## Problem description
Each record below should be repeated precisely as written.

Start of Supplied material

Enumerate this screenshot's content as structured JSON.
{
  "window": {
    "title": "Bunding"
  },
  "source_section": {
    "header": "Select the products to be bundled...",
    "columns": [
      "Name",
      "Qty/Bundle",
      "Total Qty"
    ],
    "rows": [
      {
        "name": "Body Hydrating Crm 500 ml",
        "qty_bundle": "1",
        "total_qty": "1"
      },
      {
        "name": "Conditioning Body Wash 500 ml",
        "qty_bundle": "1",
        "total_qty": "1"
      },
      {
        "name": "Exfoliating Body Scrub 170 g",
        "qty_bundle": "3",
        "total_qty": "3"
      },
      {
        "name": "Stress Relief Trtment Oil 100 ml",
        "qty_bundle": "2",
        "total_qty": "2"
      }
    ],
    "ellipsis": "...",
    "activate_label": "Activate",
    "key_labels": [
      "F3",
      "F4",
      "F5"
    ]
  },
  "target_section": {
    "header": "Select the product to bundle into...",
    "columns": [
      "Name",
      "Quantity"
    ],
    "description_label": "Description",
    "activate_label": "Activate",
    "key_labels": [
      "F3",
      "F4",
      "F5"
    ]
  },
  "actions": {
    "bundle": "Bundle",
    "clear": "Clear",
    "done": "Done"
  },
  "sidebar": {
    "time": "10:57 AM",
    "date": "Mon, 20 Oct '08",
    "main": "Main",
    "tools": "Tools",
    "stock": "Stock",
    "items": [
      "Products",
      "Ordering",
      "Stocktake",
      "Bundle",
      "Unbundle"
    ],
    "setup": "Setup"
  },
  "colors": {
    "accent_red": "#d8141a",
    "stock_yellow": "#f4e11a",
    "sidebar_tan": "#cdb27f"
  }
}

End of Supplied material

## Result of the task
Enumerate this screenshot's content as structured JSON.
{
  "window": {
    "title": "Bunding"
  },
  "source_section": {
    "header": "Select the products to be bundled...",
    "columns": [
      "Name",
      "Qty/Bundle",
      "Total Qty"
    ],
    "rows": [
      {
        "name": "Body Hydrating Crm 500 ml",
        "qty_bundle": "1",
        "total_qty": "1"
      },
      {
        "name": "Conditioning Body Wash 500 ml",
        "qty_bundle": "1",
        "total_qty": "1"
      },
      {
        "name": "Exfoliating Body Scrub 170 g",
        "qty_bundle": "3",
        "total_qty": "3"
      },
      {
        "name": "Stress Relief Trtment Oil 100 ml",
        "qty_bundle": "2",
        "total_qty": "2"
      }
    ],
    "ellipsis": "...",
    "activate_label": "Activate",
    "key_labels": [
      "F3",
      "F4",
      "F5"
    ]
  },
  "target_section": {
    "header": "Select the product to bundle into...",
    "columns": [
      "Name",
      "Quantity"
    ],
    "description_label": "Description",
    "activate_label": "Activate",
    "key_labels": [
      "F3",
      "F4",
      "F5"
    ]
  },
  "actions": {
    "bundle": "Bundle",
    "clear": "Clear",
    "done": "Done"
  },
  "sidebar": {
    "time": "10:57 AM",
    "date": "Mon, 20 Oct '08",
    "main": "Main",
    "tools": "Tools",
    "stock": "Stock",
    "items": [
      "Products",
      "Ordering",
      "Stocktake",
      "Bundle",
      "Unbundle"
    ],
    "setup": "Setup"
  },
  "colors": {
    "accent_red": "#d8141a",
    "stock_yellow": "#f4e11a",
    "sidebar_tan": "#cdb27f"
  }
}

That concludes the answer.